#### INSTRUCTIONS FOR THE TASK
Using the material below, copy every line where "miejsce" appears.
------------
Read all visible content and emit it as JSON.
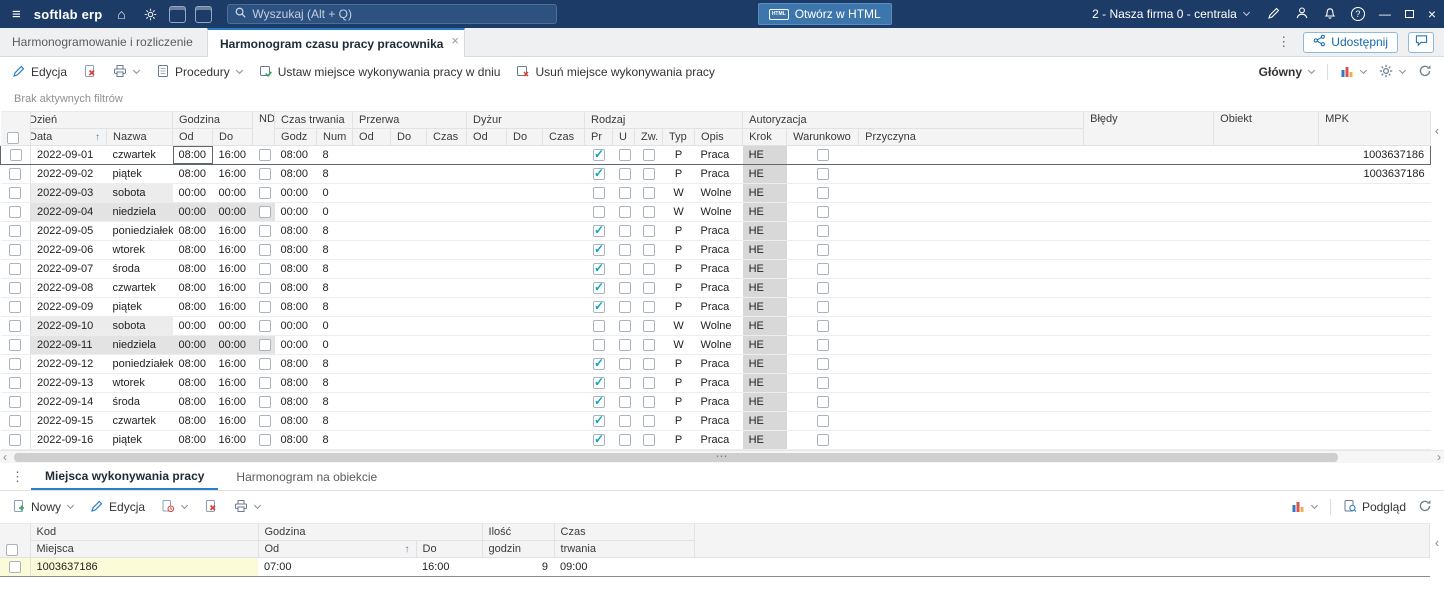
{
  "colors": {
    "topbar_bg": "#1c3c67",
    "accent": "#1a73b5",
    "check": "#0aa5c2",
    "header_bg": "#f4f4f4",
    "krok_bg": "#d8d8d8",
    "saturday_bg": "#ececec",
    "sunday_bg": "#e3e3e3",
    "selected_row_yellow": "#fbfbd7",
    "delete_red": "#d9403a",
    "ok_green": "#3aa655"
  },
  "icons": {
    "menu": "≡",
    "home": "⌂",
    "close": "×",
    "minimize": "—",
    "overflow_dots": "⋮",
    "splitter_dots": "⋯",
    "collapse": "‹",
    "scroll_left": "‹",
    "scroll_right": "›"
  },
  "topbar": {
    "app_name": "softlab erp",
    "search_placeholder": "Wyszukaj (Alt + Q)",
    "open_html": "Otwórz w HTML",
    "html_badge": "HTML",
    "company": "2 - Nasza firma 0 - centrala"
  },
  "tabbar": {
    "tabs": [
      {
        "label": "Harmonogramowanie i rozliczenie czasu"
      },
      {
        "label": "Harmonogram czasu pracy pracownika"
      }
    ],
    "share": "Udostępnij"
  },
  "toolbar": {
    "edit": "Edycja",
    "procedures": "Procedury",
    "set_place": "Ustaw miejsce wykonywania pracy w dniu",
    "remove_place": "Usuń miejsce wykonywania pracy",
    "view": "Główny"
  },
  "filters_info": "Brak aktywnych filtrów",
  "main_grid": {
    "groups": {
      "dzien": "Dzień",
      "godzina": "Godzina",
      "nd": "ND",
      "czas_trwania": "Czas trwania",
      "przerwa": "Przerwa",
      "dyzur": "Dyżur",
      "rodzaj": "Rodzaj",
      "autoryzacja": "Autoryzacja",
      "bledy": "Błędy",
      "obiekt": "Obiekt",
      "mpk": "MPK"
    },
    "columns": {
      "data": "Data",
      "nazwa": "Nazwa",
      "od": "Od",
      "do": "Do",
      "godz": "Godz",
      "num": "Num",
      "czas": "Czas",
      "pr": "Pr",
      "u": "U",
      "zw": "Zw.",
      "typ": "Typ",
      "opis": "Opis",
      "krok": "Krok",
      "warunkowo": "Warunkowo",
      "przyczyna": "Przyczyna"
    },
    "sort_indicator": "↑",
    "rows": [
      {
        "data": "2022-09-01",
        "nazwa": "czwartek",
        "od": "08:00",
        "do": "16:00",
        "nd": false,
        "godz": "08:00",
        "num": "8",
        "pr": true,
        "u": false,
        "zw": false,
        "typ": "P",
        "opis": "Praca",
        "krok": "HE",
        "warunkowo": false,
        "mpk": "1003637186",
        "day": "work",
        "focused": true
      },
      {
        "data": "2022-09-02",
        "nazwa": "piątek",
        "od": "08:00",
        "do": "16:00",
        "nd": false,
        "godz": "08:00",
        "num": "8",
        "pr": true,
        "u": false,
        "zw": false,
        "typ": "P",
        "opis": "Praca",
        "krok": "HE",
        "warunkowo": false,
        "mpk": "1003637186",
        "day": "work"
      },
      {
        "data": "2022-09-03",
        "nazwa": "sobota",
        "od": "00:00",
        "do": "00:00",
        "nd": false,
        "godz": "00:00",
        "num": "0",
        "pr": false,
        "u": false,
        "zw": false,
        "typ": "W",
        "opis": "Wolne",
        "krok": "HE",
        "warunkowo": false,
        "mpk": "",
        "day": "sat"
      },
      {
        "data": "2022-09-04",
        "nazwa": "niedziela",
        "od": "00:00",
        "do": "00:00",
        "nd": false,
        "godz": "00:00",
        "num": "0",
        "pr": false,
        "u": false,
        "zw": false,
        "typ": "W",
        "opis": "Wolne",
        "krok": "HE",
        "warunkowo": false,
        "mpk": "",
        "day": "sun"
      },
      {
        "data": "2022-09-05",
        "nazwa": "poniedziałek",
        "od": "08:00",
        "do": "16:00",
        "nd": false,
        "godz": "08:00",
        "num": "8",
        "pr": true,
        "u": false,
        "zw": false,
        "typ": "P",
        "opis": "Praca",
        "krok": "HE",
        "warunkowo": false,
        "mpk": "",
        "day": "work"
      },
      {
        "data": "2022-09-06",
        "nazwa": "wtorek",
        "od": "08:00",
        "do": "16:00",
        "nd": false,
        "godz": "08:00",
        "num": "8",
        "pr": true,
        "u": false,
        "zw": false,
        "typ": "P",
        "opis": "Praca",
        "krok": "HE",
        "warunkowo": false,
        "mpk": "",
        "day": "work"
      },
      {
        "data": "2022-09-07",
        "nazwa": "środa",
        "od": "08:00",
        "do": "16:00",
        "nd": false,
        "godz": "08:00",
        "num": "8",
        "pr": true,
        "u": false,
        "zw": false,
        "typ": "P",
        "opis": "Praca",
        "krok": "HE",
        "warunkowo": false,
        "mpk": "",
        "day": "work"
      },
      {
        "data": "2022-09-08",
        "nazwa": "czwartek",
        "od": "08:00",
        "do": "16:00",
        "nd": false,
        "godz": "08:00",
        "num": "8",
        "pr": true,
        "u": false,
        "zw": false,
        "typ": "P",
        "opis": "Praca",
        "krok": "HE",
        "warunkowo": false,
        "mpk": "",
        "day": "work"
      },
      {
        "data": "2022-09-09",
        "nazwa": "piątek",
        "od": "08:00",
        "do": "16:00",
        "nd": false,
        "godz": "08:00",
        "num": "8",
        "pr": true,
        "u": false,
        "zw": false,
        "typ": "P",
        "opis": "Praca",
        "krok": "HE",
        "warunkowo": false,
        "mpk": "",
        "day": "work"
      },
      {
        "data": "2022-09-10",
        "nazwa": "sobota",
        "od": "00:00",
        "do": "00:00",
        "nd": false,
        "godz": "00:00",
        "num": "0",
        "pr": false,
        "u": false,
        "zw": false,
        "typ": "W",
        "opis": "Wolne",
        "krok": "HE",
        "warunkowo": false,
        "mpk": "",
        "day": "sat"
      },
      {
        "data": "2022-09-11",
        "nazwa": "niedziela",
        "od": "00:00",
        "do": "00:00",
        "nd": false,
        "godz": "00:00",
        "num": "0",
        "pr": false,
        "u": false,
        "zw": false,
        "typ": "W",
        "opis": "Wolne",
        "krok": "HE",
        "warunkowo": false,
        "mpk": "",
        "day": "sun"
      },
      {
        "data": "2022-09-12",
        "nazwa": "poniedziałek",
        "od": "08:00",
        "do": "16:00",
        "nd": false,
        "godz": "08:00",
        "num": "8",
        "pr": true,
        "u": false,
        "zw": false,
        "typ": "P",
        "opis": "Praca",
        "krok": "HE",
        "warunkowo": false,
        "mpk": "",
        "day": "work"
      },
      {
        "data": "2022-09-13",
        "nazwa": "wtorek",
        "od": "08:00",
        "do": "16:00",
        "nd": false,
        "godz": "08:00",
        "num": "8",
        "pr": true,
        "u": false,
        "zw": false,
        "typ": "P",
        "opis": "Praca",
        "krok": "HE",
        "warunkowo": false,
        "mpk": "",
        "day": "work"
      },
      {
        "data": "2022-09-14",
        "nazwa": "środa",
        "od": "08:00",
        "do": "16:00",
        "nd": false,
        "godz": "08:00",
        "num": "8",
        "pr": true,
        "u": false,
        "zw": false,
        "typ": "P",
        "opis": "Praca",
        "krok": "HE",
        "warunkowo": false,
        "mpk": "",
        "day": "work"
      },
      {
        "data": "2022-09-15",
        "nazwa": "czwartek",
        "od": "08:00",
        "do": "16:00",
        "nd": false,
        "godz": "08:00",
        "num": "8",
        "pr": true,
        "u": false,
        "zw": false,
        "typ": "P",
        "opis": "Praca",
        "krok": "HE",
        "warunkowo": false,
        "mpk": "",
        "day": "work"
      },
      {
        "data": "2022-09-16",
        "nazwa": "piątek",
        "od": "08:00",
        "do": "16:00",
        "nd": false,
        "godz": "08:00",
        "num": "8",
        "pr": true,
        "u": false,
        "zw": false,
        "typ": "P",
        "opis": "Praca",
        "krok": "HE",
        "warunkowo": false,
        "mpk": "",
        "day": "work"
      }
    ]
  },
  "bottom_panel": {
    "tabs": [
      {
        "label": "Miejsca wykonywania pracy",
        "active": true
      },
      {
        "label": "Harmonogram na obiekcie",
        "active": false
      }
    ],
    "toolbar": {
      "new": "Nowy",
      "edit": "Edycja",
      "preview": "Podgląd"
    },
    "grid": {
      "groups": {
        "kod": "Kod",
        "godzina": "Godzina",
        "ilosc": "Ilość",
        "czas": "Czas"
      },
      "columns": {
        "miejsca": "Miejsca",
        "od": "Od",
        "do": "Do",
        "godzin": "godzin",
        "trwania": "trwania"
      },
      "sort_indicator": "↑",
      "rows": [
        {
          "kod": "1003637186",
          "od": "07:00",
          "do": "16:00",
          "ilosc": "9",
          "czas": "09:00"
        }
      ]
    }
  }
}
------------
#### PROBLEM SOLUTION
    "set_place": "Ustaw miejsce wykonywania pracy w dniu",
    "remove_place": "Usuń miejsce wykonywania pracy",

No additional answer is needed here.